--- STATED PROBLEM ---
Copy out all lines where "nous" appears.

--- STORED RECORDS ---
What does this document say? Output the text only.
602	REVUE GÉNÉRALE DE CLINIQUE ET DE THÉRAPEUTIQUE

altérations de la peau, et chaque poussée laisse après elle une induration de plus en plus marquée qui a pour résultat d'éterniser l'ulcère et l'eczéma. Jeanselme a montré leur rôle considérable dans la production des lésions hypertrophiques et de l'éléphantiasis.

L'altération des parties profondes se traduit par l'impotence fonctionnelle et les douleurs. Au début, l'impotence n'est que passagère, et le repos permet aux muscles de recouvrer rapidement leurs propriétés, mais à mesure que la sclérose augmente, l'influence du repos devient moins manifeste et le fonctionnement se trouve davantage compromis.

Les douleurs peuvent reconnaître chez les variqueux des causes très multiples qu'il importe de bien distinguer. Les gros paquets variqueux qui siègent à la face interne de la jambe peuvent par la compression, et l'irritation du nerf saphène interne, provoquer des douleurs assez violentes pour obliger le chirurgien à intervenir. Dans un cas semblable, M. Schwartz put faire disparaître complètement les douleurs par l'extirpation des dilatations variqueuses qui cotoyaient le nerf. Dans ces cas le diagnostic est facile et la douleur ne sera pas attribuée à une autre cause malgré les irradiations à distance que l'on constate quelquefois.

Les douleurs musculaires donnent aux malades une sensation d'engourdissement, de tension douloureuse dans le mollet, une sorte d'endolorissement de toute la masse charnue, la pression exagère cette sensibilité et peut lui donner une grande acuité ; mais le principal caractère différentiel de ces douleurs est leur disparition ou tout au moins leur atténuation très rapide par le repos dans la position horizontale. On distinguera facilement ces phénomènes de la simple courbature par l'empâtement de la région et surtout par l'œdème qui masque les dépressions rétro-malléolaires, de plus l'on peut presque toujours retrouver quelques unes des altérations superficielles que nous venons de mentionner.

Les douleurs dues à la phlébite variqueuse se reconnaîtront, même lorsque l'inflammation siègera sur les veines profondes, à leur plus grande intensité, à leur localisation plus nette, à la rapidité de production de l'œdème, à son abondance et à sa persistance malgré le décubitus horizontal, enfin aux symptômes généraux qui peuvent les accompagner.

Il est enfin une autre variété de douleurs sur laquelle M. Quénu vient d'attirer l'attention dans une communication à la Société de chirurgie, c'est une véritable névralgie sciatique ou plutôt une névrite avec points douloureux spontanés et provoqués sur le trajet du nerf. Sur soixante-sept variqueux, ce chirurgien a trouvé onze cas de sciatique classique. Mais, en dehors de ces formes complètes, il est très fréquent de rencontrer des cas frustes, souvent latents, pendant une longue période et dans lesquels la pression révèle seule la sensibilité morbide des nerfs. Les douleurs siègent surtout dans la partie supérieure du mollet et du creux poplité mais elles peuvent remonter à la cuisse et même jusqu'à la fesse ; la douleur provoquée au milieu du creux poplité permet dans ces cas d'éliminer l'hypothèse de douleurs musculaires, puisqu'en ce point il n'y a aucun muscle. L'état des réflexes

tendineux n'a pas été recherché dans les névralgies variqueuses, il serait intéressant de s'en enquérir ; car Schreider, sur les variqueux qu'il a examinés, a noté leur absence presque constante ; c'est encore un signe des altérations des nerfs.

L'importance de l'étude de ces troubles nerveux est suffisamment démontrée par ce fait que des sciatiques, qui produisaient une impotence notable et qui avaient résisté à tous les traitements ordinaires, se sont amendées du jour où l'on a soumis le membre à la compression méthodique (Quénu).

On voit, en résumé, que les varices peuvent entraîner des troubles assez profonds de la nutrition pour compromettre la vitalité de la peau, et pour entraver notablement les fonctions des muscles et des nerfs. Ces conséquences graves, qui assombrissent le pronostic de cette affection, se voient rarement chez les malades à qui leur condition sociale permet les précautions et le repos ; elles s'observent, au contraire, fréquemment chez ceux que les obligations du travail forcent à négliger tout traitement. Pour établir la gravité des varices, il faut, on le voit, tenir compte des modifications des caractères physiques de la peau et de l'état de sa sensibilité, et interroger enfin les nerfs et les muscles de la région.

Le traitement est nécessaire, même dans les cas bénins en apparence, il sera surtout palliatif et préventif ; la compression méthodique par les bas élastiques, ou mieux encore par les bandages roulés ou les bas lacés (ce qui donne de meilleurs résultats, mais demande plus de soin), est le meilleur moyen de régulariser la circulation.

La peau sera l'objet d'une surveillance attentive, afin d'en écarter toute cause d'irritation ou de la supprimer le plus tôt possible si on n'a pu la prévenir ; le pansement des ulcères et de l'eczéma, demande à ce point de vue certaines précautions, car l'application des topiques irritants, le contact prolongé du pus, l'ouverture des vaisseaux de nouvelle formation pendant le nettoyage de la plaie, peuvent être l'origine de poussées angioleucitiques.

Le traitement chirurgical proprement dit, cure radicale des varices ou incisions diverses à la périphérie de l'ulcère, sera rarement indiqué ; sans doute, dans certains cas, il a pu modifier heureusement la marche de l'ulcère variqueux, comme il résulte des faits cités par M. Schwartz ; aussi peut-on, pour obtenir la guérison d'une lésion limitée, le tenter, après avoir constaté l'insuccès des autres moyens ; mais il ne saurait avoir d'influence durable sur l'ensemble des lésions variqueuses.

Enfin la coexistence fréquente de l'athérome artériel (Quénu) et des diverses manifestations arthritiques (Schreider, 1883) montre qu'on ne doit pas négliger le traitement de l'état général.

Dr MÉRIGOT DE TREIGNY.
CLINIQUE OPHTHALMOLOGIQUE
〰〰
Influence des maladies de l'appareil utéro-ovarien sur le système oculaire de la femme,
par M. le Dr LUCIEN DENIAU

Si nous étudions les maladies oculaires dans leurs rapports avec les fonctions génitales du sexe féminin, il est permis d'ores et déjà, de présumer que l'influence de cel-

---

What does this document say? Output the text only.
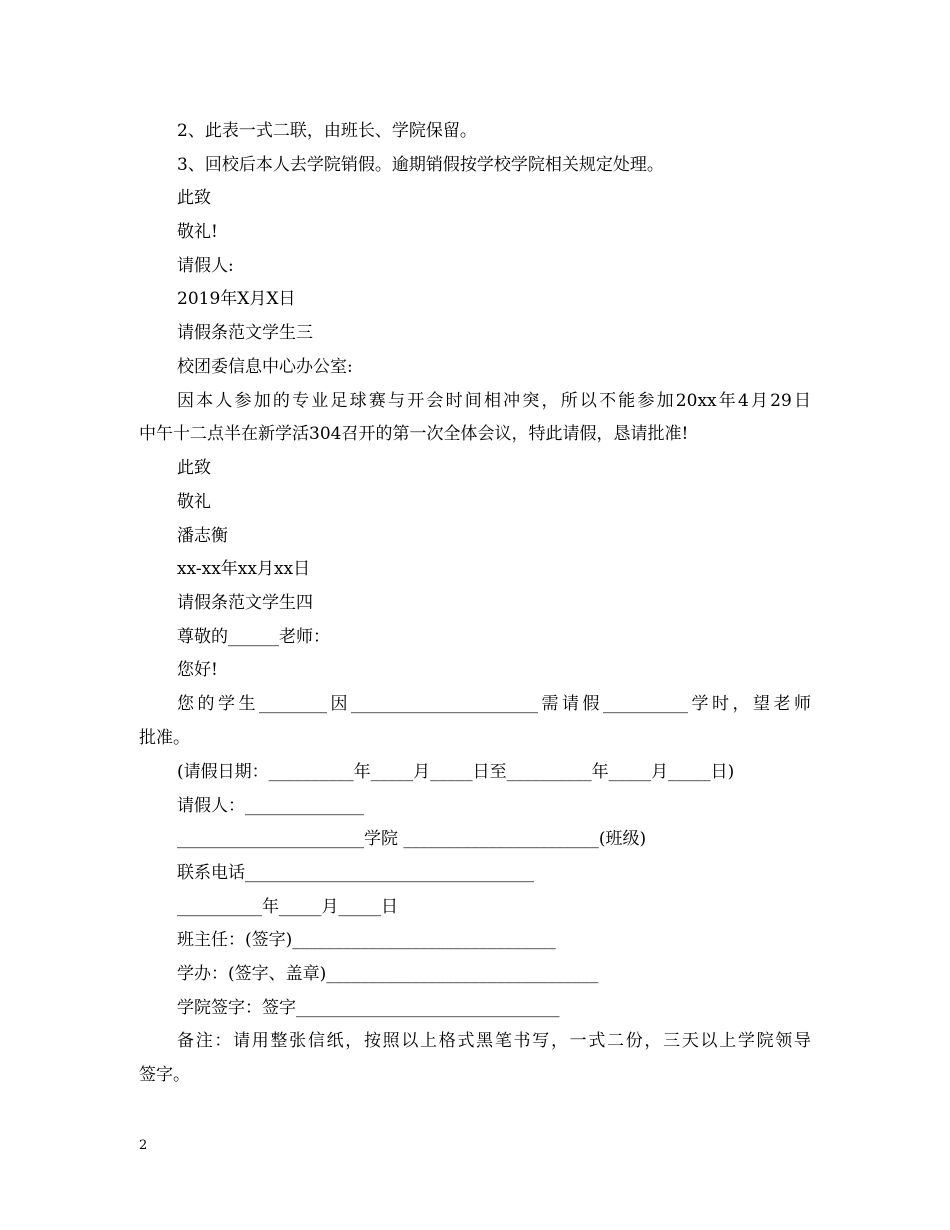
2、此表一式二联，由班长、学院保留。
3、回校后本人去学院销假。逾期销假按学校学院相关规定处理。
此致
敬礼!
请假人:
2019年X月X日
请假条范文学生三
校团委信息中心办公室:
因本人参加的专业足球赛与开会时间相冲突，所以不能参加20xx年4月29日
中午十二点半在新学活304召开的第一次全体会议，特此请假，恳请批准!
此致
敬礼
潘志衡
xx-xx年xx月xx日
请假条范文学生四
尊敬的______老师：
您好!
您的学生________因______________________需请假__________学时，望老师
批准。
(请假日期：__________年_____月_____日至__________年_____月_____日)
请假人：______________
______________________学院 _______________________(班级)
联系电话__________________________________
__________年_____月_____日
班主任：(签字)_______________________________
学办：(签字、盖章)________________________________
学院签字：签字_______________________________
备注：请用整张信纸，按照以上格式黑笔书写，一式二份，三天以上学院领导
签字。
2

--- RESPONSE TO THIS TASK ---
Les douleurs musculaires donnent aux malades une sensation d'engourdissement, de tension douloureuse dans le mollet, une sorte d'endolorissement de toute la masse charnue, la pression exagère cette sensibilité et peut lui donner une grande acuité ; mais le principal caractère différentiel de ces douleurs est leur disparition ou tout au moins leur atténuation très rapide par le repos dans la position horizontale. On distinguera facilement ces phénomènes de la simple courbature par l'empâtement de la région et surtout par l'œdème qui masque les dépressions rétro-malléolaires, de plus l'on peut presque toujours retrouver quelques unes des altérations superficielles que nous venons de mentionner.
Si nous étudions les maladies oculaires dans leurs rapports avec les fonctions génitales du sexe féminin, il est permis d'ores et déjà, de présumer que l'influence de cel-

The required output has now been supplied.